— Start of Task material —

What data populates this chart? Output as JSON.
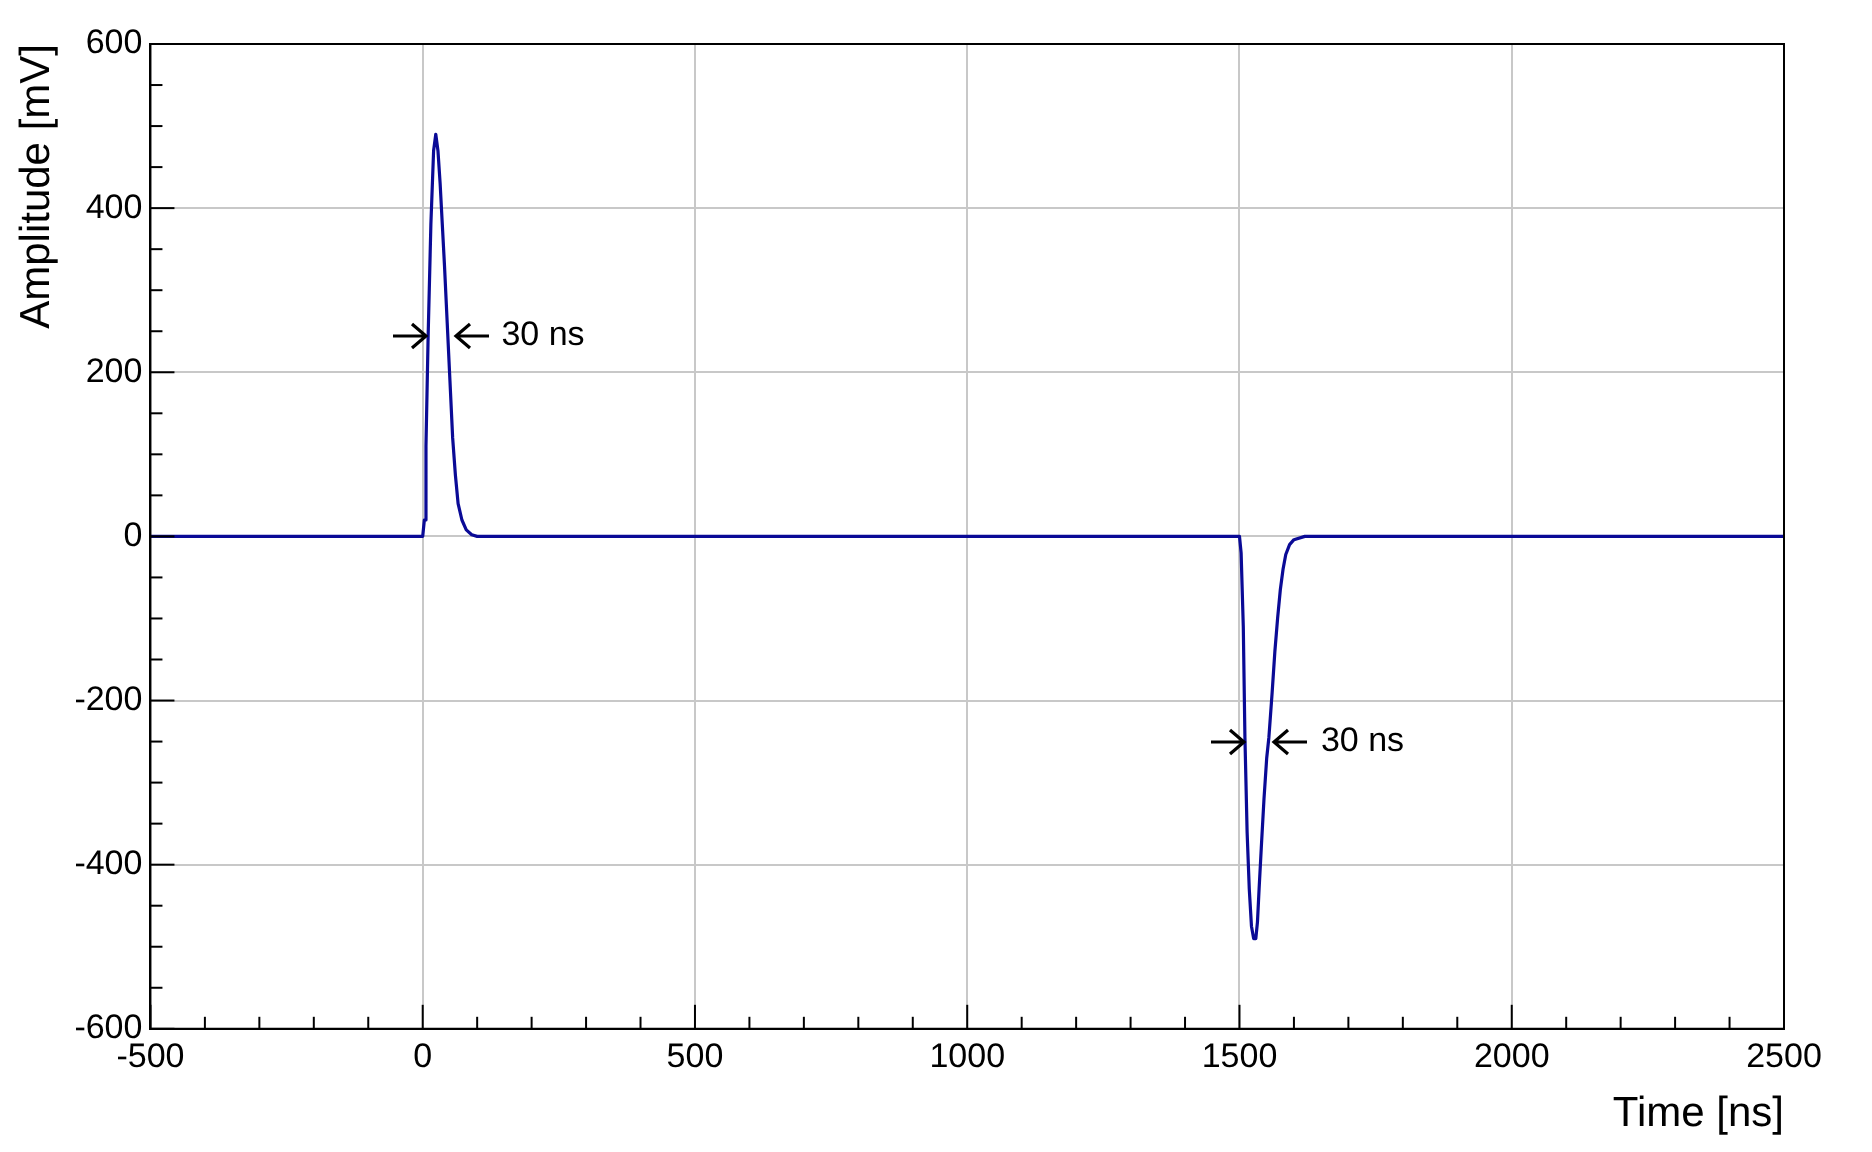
{
  "chart_data": {
    "type": "line",
    "xlabel": "Time [ns]",
    "ylabel": "Amplitude [mV]",
    "series": [
      {
        "color": "#0a0a96",
        "x": [
          -500,
          0,
          3,
          6,
          10,
          15,
          20,
          24,
          28,
          32,
          36,
          40,
          45,
          50,
          55,
          60,
          65,
          72,
          80,
          90,
          100,
          200,
          500,
          1000,
          1400,
          1500,
          1503,
          1507,
          1510,
          1514,
          1518,
          1522,
          1526,
          1530,
          1533,
          1536,
          1540,
          1545,
          1550,
          1554,
          1560,
          1565,
          1570,
          1575,
          1580,
          1585,
          1592,
          1600,
          1620,
          2000,
          2500
        ],
        "values": [
          0,
          0,
          20,
          110,
          245,
          380,
          470,
          490,
          470,
          430,
          380,
          330,
          260,
          190,
          120,
          75,
          40,
          20,
          8,
          2,
          0,
          0,
          0,
          0,
          0,
          0,
          -20,
          -110,
          -245,
          -360,
          -430,
          -475,
          -490,
          -490,
          -470,
          -430,
          -380,
          -320,
          -270,
          -245,
          -190,
          -140,
          -100,
          -65,
          -40,
          -22,
          -10,
          -4,
          0,
          0,
          0
        ]
      }
    ],
    "xlim": [
      -500,
      2500
    ],
    "ylim": [
      -600,
      600
    ],
    "xticks": [
      -500,
      {
        "value": -400,
        "label": null
      },
      {
        "value": -300,
        "label": null
      },
      {
        "value": -200,
        "label": null
      },
      {
        "value": -100,
        "label": null
      },
      0,
      {
        "value": 100,
        "label": null
      },
      {
        "value": 200,
        "label": null
      },
      {
        "value": 300,
        "label": null
      },
      {
        "value": 400,
        "label": null
      },
      500,
      {
        "value": 600,
        "label": null
      },
      {
        "value": 700,
        "label": null
      },
      {
        "value": 800,
        "label": null
      },
      {
        "value": 900,
        "label": null
      },
      1000,
      {
        "value": 1100,
        "label": null
      },
      {
        "value": 1200,
        "label": null
      },
      {
        "value": 1300,
        "label": null
      },
      {
        "value": 1400,
        "label": null
      },
      1500,
      {
        "value": 1600,
        "label": null
      },
      {
        "value": 1700,
        "label": null
      },
      {
        "value": 1800,
        "label": null
      },
      {
        "value": 1900,
        "label": null
      },
      2000,
      {
        "value": 2100,
        "label": null
      },
      {
        "value": 2200,
        "label": null
      },
      {
        "value": 2300,
        "label": null
      },
      {
        "value": 2400,
        "label": null
      },
      2500
    ],
    "yticks": [
      -600,
      {
        "value": -550,
        "label": null
      },
      {
        "value": -500,
        "label": null
      },
      {
        "value": -450,
        "label": null
      },
      -400,
      {
        "value": -350,
        "label": null
      },
      {
        "value": -300,
        "label": null
      },
      {
        "value": -250,
        "label": null
      },
      -200,
      {
        "value": -150,
        "label": null
      },
      {
        "value": -100,
        "label": null
      },
      {
        "value": -50,
        "label": null
      },
      0,
      {
        "value": 50,
        "label": null
      },
      {
        "value": 100,
        "label": null
      },
      {
        "value": 150,
        "label": null
      },
      200,
      {
        "value": 250,
        "label": null
      },
      {
        "value": 300,
        "label": null
      },
      {
        "value": 350,
        "label": null
      },
      400,
      {
        "value": 450,
        "label": null
      },
      {
        "value": 500,
        "label": null
      },
      {
        "value": 550,
        "label": null
      },
      600
    ],
    "grid": true,
    "legend": false,
    "marker": "none",
    "line_style": "solid",
    "annotations": [
      {
        "text": "30 ns",
        "x": 27,
        "y": 245
      },
      {
        "text": "30 ns",
        "x": 1532,
        "y": -250
      }
    ]
  }
}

— End of Task material —

- [What you will do]
Omit every image. Quote each record exactly.

- [Exercise result]
What data populates this chart? Output as JSON.
{
  "chart_data": {
    "type": "line",
    "xlabel": "Time [ns]",
    "ylabel": "Amplitude [mV]",
    "series": [
      {
        "color": "#0a0a96",
        "x": [
          -500,
          0,
          3,
          6,
          10,
          15,
          20,
          24,
          28,
          32,
          36,
          40,
          45,
          50,
          55,
          60,
          65,
          72,
          80,
          90,
          100,
          200,
          500,
          1000,
          1400,
          1500,
          1503,
          1507,
          1510,
          1514,
          1518,
          1522,
          1526,
          1530,
          1533,
          1536,
          1540,
          1545,
          1550,
          1554,
          1560,
          1565,
          1570,
          1575,
          1580,
          1585,
          1592,
          1600,
          1620,
          2000,
          2500
        ],
        "values": [
          0,
          0,
          20,
          110,
          245,
          380,
          470,
          490,
          470,
          430,
          380,
          330,
          260,
          190,
          120,
          75,
          40,
          20,
          8,
          2,
          0,
          0,
          0,
          0,
          0,
          0,
          -20,
          -110,
          -245,
          -360,
          -430,
          -475,
          -490,
          -490,
          -470,
          -430,
          -380,
          -320,
          -270,
          -245,
          -190,
          -140,
          -100,
          -65,
          -40,
          -22,
          -10,
          -4,
          0,
          0,
          0
        ]
      }
    ],
    "xlim": [
      -500,
      2500
    ],
    "ylim": [
      -600,
      600
    ],
    "xticks": [
      -500,
      {
        "value": -400,
        "label": null
      },
      {
        "value": -300,
        "label": null
      },
      {
        "value": -200,
        "label": null
      },
      {
        "value": -100,
        "label": null
      },
      0,
      {
        "value": 100,
        "label": null
      },
      {
        "value": 200,
        "label": null
      },
      {
        "value": 300,
        "label": null
      },
      {
        "value": 400,
        "label": null
      },
      500,
      {
        "value": 600,
        "label": null
      },
      {
        "value": 700,
        "label": null
      },
      {
        "value": 800,
        "label": null
      },
      {
        "value": 900,
        "label": null
      },
      1000,
      {
        "value": 1100,
        "label": null
      },
      {
        "value": 1200,
        "label": null
      },
      {
        "value": 1300,
        "label": null
      },
      {
        "value": 1400,
        "label": null
      },
      1500,
      {
        "value": 1600,
        "label": null
      },
      {
        "value": 1700,
        "label": null
      },
      {
        "value": 1800,
        "label": null
      },
      {
        "value": 1900,
        "label": null
      },
      2000,
      {
        "value": 2100,
        "label": null
      },
      {
        "value": 2200,
        "label": null
      },
      {
        "value": 2300,
        "label": null
      },
      {
        "value": 2400,
        "label": null
      },
      2500
    ],
    "yticks": [
      -600,
      {
        "value": -550,
        "label": null
      },
      {
        "value": -500,
        "label": null
      },
      {
        "value": -450,
        "label": null
      },
      -400,
      {
        "value": -350,
        "label": null
      },
      {
        "value": -300,
        "label": null
      },
      {
        "value": -250,
        "label": null
      },
      -200,
      {
        "value": -150,
        "label": null
      },
      {
        "value": -100,
        "label": null
      },
      {
        "value": -50,
        "label": null
      },
      0,
      {
        "value": 50,
        "label": null
      },
      {
        "value": 100,
        "label": null
      },
      {
        "value": 150,
        "label": null
      },
      200,
      {
        "value": 250,
        "label": null
      },
      {
        "value": 300,
        "label": null
      },
      {
        "value": 350,
        "label": null
      },
      400,
      {
        "value": 450,
        "label": null
      },
      {
        "value": 500,
        "label": null
      },
      {
        "value": 550,
        "label": null
      },
      600
    ],
    "grid": true,
    "legend": false,
    "marker": "none",
    "line_style": "solid",
    "annotations": [
      {
        "text": "30 ns",
        "x": 27,
        "y": 245
      },
      {
        "text": "30 ns",
        "x": 1532,
        "y": -250
      }
    ]
  }
}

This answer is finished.